Pull out all lines from the listing below in which the word "Clients" appears.
▽
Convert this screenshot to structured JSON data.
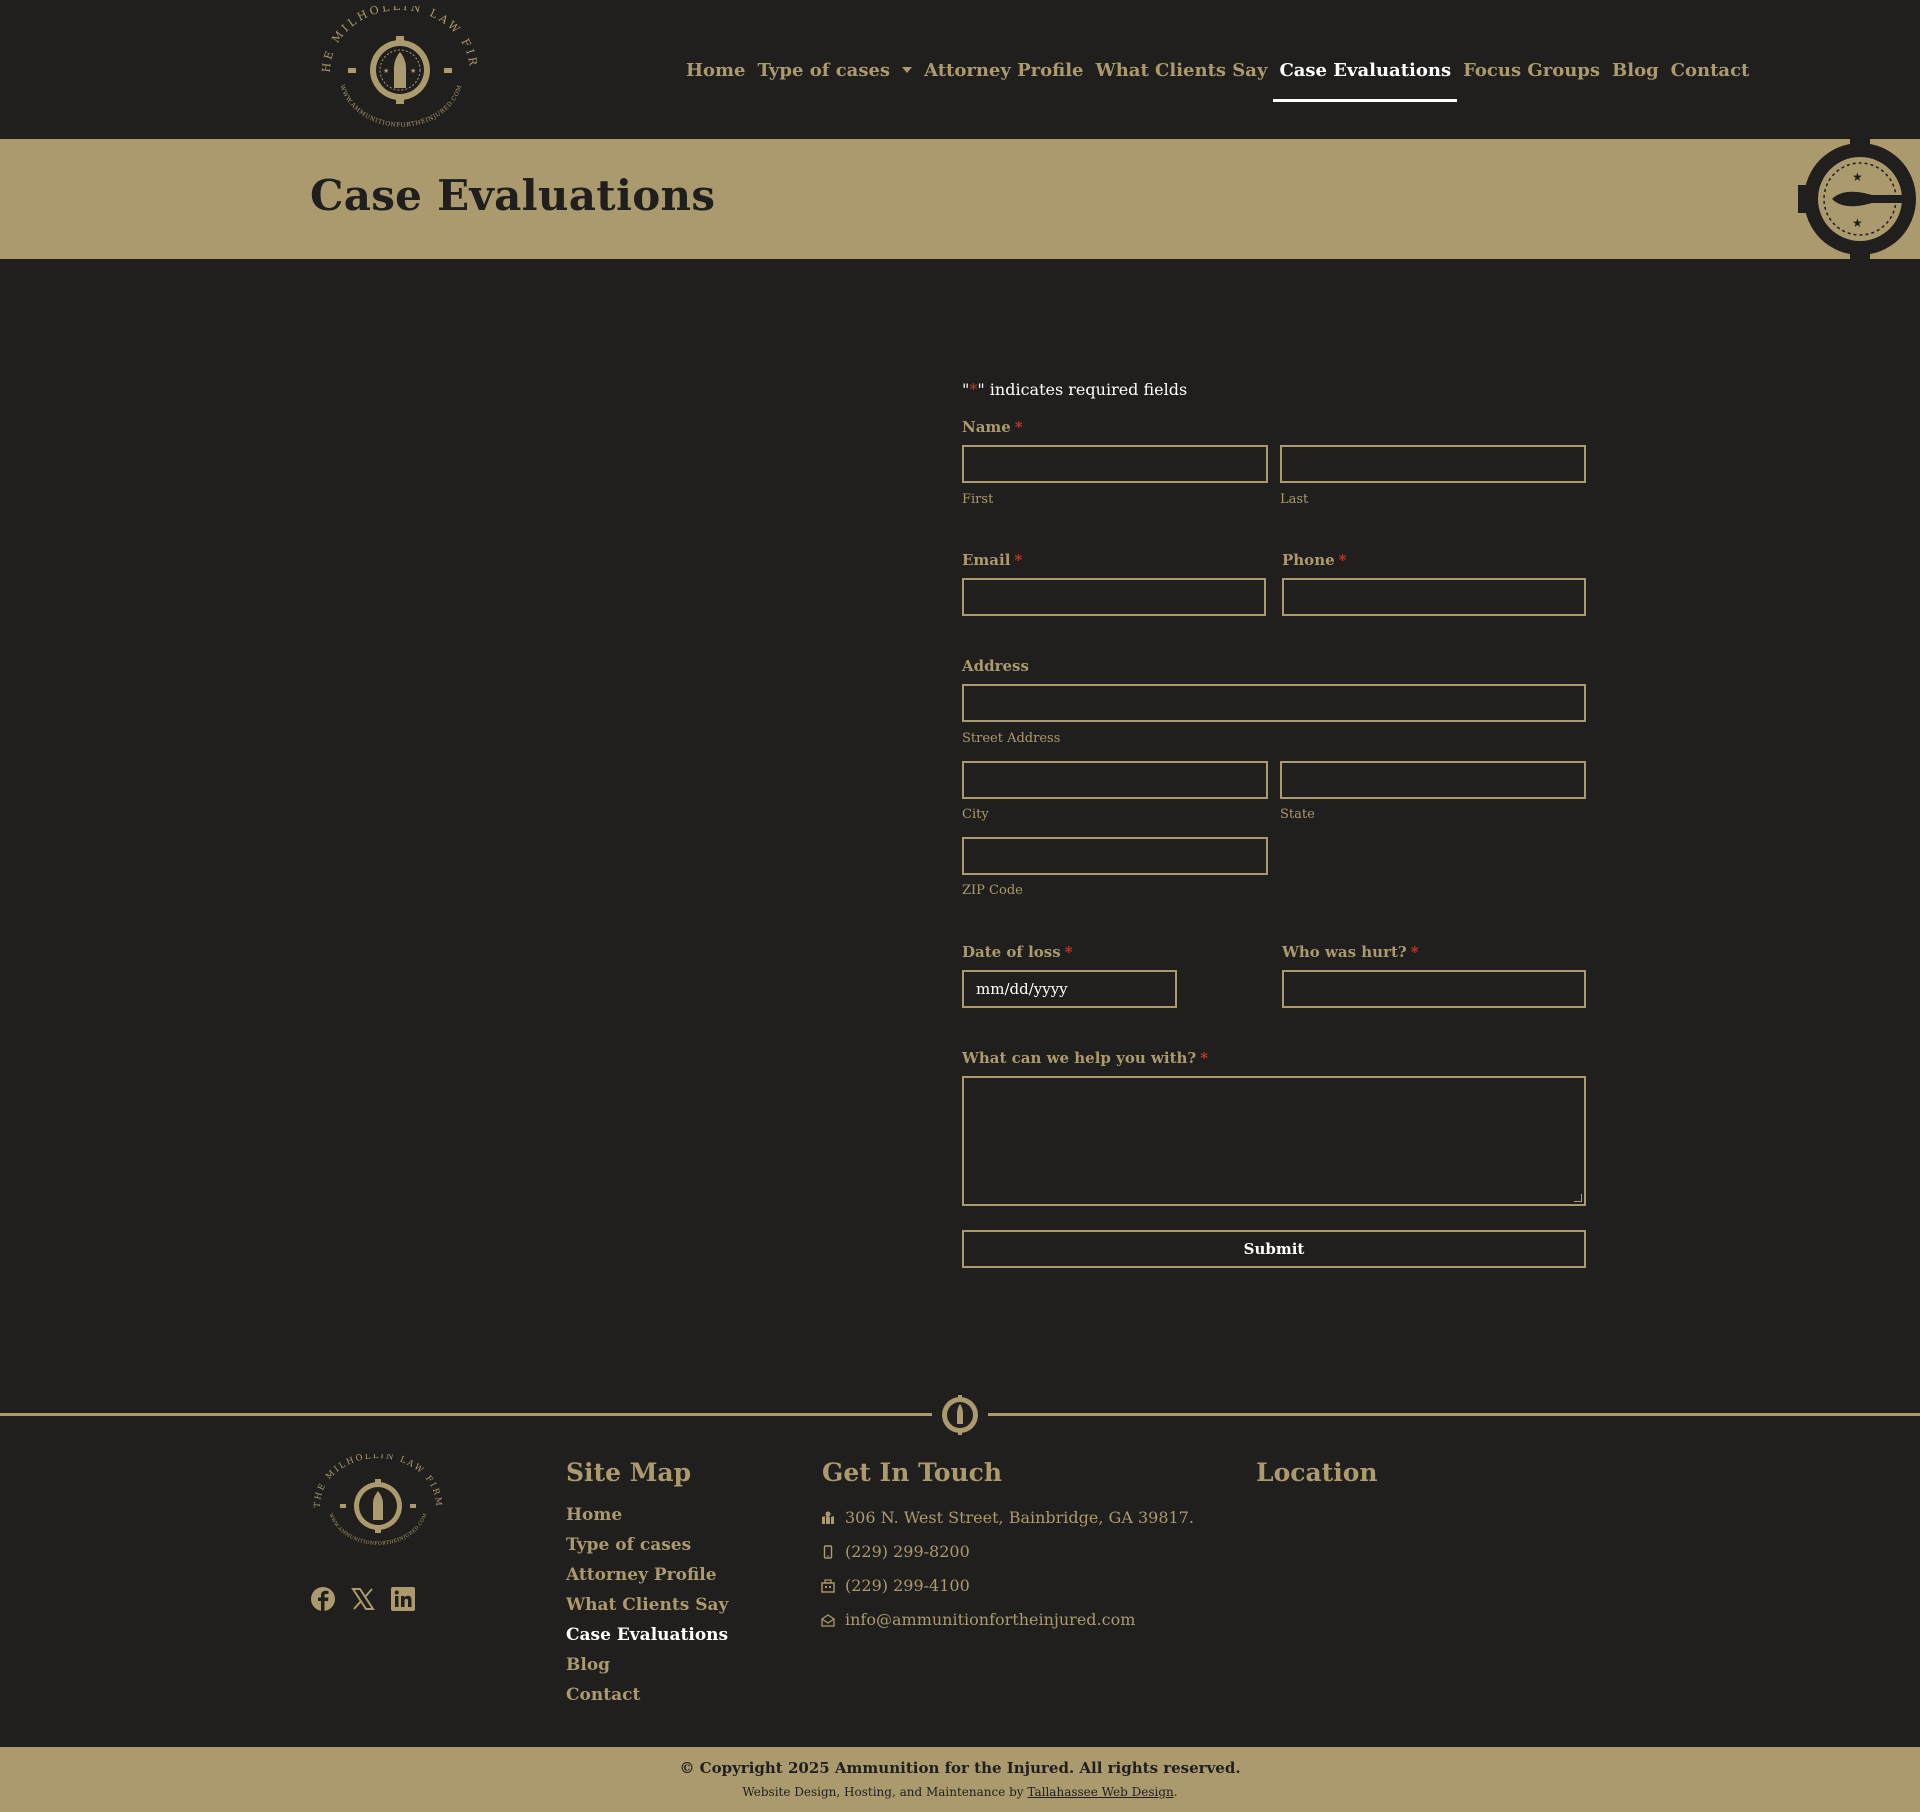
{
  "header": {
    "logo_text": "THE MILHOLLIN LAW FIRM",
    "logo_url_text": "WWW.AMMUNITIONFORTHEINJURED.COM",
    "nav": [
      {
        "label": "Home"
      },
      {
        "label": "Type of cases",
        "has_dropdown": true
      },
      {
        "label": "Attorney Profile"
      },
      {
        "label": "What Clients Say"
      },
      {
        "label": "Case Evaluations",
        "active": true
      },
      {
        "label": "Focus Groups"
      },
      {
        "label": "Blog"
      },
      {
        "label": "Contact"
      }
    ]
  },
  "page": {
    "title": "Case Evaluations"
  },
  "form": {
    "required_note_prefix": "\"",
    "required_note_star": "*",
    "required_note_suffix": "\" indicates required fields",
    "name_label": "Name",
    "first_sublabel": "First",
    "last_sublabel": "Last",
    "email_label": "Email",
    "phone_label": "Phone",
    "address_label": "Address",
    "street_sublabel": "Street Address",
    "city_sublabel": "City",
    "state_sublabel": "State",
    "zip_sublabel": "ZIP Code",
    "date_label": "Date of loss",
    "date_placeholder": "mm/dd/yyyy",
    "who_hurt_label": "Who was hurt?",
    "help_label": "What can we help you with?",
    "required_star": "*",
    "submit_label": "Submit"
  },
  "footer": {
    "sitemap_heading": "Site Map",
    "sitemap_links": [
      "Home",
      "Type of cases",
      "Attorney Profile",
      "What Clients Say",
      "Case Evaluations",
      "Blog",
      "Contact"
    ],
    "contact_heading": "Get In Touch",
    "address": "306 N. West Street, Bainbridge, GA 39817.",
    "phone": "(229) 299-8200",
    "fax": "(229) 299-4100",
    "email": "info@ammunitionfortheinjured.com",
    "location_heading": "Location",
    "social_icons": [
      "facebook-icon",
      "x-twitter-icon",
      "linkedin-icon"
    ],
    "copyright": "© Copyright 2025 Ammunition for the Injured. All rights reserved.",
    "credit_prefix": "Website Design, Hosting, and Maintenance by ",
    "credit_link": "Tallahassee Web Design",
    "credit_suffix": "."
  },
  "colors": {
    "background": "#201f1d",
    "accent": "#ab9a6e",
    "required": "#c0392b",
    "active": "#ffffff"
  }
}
△
Complete output:
        "label": "What Clients Say"
      "What Clients Say",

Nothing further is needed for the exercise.